Records for this task:
- - -

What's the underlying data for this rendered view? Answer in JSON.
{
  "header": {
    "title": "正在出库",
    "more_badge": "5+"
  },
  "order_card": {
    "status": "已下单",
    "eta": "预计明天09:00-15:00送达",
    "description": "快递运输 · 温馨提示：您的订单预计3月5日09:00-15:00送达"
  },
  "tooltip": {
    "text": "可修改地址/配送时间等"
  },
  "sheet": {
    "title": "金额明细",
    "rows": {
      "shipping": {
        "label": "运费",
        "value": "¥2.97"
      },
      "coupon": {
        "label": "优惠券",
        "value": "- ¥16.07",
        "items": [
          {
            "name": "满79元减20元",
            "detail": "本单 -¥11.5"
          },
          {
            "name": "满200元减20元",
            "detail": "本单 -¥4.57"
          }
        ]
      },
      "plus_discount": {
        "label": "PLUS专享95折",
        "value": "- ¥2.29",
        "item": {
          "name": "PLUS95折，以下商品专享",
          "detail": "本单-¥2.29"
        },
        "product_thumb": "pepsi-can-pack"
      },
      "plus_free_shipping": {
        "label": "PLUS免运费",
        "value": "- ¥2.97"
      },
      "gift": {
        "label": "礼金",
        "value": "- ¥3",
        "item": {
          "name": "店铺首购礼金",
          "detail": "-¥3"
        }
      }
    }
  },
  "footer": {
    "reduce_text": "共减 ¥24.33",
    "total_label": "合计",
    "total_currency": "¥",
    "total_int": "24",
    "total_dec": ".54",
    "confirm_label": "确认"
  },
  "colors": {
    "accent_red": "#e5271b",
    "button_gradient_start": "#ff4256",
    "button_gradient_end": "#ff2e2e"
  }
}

- - -

Task to carry out:
Only the number is wanted: how many lines of these entries contain the string "detail"?

Reply:
4